- What you are asked to do
Find the lines below that contain the word "false" and count them. Only the number should be given.

[Start Stored rows]

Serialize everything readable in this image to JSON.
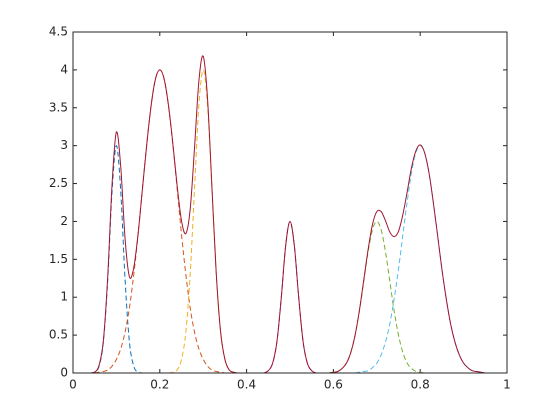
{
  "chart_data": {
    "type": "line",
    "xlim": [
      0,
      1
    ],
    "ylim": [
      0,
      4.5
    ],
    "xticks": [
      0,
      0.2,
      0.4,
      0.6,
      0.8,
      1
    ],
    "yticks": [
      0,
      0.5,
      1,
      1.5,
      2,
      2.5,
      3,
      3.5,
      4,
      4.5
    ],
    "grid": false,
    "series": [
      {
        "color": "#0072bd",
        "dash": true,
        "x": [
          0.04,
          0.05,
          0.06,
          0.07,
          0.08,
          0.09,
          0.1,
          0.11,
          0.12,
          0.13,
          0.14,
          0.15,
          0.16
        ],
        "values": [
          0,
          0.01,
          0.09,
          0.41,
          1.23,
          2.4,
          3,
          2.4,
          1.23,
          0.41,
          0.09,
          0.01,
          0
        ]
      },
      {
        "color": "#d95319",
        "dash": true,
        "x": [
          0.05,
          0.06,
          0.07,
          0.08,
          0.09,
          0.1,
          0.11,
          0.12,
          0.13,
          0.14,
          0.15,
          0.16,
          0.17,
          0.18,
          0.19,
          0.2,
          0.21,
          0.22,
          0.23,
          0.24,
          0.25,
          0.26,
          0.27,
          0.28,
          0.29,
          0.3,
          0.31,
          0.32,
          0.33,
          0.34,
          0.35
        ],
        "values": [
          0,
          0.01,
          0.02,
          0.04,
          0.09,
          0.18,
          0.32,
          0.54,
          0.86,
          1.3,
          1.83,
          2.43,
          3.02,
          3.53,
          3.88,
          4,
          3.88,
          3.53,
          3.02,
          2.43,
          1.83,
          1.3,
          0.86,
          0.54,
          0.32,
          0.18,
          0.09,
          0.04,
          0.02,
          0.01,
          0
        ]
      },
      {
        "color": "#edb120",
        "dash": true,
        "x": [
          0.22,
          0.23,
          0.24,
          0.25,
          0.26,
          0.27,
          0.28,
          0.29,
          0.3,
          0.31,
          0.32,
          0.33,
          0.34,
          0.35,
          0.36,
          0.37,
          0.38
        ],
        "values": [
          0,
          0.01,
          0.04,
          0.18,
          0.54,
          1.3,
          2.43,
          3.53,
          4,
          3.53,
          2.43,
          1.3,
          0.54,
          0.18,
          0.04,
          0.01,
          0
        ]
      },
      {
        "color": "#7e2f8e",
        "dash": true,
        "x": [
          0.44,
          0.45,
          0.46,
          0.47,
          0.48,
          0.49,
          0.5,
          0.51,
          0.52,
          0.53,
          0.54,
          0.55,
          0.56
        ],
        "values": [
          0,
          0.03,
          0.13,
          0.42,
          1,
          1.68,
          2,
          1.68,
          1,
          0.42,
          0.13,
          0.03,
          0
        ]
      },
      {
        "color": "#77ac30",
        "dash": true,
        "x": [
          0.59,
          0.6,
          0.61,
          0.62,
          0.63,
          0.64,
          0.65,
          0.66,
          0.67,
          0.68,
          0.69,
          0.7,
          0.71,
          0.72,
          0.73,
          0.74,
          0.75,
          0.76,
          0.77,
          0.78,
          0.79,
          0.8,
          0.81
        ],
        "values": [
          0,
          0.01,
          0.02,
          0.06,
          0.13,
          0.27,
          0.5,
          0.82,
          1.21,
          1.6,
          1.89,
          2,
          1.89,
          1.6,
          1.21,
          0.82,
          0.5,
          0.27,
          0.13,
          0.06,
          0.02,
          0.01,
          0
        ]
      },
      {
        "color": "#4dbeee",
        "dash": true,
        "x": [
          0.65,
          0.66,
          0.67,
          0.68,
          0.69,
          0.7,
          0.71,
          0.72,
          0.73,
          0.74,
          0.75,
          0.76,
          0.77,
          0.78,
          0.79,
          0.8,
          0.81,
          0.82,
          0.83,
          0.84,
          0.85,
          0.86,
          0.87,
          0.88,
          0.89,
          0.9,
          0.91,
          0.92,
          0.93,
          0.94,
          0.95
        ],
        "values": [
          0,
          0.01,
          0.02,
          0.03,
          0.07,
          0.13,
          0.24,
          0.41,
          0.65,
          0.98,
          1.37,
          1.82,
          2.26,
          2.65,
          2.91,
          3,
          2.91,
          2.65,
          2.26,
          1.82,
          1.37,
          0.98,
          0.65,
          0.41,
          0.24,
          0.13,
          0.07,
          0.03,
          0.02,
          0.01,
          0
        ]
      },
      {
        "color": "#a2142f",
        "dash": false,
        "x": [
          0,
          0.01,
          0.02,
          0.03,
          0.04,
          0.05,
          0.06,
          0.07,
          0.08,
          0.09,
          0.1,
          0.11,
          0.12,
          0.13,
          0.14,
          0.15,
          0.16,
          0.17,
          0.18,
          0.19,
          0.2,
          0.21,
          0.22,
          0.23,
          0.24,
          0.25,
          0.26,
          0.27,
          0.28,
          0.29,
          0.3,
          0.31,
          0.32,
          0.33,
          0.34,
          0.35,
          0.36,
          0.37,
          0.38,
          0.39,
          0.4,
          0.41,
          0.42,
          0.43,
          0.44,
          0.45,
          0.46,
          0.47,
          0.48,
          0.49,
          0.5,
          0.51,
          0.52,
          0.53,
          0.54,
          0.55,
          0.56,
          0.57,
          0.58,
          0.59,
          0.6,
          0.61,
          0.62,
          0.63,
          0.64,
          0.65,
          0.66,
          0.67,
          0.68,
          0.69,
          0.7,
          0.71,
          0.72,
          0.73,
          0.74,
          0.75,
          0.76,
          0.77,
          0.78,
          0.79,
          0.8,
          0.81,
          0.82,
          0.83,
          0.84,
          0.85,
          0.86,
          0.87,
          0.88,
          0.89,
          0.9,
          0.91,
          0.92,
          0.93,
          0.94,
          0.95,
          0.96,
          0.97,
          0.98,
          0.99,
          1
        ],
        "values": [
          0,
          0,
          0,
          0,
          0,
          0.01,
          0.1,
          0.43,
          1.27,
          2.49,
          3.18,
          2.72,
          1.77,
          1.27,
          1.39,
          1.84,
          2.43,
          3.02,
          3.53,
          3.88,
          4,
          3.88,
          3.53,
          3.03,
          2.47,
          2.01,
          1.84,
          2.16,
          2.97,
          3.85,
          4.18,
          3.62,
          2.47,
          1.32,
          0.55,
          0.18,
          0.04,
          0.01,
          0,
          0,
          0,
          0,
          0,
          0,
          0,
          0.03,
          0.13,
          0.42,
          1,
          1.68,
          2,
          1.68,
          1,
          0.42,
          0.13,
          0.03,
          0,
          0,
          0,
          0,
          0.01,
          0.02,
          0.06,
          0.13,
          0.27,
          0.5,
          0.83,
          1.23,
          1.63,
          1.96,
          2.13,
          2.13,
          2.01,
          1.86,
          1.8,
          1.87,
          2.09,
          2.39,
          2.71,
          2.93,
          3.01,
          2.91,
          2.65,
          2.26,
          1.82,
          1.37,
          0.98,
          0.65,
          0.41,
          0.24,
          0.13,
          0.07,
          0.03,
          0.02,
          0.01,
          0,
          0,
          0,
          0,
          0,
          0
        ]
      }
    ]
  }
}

[End Stored rows]
[Start Stored rows]

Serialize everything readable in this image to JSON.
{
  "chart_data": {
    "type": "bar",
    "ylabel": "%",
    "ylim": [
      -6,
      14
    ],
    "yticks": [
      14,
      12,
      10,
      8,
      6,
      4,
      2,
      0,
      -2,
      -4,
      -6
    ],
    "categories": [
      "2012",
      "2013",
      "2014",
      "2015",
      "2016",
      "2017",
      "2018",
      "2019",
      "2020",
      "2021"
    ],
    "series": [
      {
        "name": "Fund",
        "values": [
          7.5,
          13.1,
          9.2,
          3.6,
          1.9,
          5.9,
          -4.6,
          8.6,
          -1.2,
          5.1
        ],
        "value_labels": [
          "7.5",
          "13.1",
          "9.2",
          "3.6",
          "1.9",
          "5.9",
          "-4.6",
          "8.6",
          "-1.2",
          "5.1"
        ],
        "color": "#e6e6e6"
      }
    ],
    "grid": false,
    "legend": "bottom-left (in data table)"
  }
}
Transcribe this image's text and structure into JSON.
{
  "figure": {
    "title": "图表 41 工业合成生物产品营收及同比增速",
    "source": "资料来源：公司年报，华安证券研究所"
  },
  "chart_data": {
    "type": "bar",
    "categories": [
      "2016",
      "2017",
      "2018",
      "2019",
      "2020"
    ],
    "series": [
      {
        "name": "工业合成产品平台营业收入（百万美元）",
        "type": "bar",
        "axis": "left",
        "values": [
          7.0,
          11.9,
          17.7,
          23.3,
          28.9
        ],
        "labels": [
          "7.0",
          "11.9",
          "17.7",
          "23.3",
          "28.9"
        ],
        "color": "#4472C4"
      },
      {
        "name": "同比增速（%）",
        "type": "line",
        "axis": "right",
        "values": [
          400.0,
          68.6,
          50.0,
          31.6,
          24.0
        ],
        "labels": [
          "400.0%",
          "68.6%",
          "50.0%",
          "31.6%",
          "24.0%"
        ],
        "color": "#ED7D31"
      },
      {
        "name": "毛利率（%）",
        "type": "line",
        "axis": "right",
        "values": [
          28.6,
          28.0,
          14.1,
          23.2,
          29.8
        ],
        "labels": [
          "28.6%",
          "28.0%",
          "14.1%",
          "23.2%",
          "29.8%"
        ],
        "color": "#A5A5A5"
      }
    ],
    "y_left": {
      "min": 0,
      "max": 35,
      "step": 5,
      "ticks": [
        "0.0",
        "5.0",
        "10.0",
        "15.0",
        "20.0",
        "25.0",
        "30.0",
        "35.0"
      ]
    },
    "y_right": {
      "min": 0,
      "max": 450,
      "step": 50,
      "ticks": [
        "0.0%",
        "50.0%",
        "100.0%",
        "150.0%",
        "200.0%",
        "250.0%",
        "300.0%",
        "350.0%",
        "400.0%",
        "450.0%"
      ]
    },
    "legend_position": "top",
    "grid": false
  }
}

[End Stored rows]

- Complete answer
4